START DATASET RECORDS
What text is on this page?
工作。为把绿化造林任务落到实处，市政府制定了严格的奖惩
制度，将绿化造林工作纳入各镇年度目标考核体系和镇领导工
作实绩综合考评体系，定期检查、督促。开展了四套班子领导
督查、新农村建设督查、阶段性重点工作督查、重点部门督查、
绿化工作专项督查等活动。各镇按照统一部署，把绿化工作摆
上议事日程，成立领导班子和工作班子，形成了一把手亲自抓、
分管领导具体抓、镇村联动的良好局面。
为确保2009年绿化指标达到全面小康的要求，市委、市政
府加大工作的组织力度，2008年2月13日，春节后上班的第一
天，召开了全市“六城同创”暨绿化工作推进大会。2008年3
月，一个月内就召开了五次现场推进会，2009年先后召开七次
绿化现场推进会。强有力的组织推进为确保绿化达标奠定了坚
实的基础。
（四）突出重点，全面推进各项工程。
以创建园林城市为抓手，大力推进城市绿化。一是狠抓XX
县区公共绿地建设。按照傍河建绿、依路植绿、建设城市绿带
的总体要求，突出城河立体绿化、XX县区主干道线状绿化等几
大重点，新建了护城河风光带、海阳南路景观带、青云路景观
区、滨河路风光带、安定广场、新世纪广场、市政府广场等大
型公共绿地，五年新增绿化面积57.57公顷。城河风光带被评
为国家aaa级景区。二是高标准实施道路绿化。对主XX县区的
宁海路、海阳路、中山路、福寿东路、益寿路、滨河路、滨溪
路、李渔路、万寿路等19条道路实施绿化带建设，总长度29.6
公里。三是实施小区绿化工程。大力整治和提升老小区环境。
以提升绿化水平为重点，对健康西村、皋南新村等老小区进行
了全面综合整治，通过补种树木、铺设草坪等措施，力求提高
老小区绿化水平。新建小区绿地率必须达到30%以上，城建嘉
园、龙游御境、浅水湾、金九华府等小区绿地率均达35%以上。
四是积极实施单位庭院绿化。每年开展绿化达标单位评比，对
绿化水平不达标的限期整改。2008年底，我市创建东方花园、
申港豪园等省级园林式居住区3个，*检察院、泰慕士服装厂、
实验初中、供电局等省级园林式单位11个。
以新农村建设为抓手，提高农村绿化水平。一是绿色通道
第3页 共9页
END DATASET RECORDS
Reproduce the listing above verbatim, from first line to last.

What text is on this page?
工作。为把绿化造林任务落到实处，市政府制定了严格的奖惩
制度，将绿化造林工作纳入各镇年度目标考核体系和镇领导工
作实绩综合考评体系，定期检查、督促。开展了四套班子领导
督查、新农村建设督查、阶段性重点工作督查、重点部门督查、
绿化工作专项督查等活动。各镇按照统一部署，把绿化工作摆
上议事日程，成立领导班子和工作班子，形成了一把手亲自抓、
分管领导具体抓、镇村联动的良好局面。
为确保2009年绿化指标达到全面小康的要求，市委、市政
府加大工作的组织力度，2008年2月13日，春节后上班的第一
天，召开了全市“六城同创”暨绿化工作推进大会。2008年3
月，一个月内就召开了五次现场推进会，2009年先后召开七次
绿化现场推进会。强有力的组织推进为确保绿化达标奠定了坚
实的基础。
（四）突出重点，全面推进各项工程。
以创建园林城市为抓手，大力推进城市绿化。一是狠抓XX
县区公共绿地建设。按照傍河建绿、依路植绿、建设城市绿带
的总体要求，突出城河立体绿化、XX县区主干道线状绿化等几
大重点，新建了护城河风光带、海阳南路景观带、青云路景观
区、滨河路风光带、安定广场、新世纪广场、市政府广场等大
型公共绿地，五年新增绿化面积57.57公顷。城河风光带被评
为国家aaa级景区。二是高标准实施道路绿化。对主XX县区的
宁海路、海阳路、中山路、福寿东路、益寿路、滨河路、滨溪
路、李渔路、万寿路等19条道路实施绿化带建设，总长度29.6
公里。三是实施小区绿化工程。大力整治和提升老小区环境。
以提升绿化水平为重点，对健康西村、皋南新村等老小区进行
了全面综合整治，通过补种树木、铺设草坪等措施，力求提高
老小区绿化水平。新建小区绿地率必须达到30%以上，城建嘉
园、龙游御境、浅水湾、金九华府等小区绿地率均达35%以上。
四是积极实施单位庭院绿化。每年开展绿化达标单位评比，对
绿化水平不达标的限期整改。2008年底，我市创建东方花园、
申港豪园等省级园林式居住区3个，*检察院、泰慕士服装厂、
实验初中、供电局等省级园林式单位11个。
以新农村建设为抓手，提高农村绿化水平。一是绿色通道
第3页 共9页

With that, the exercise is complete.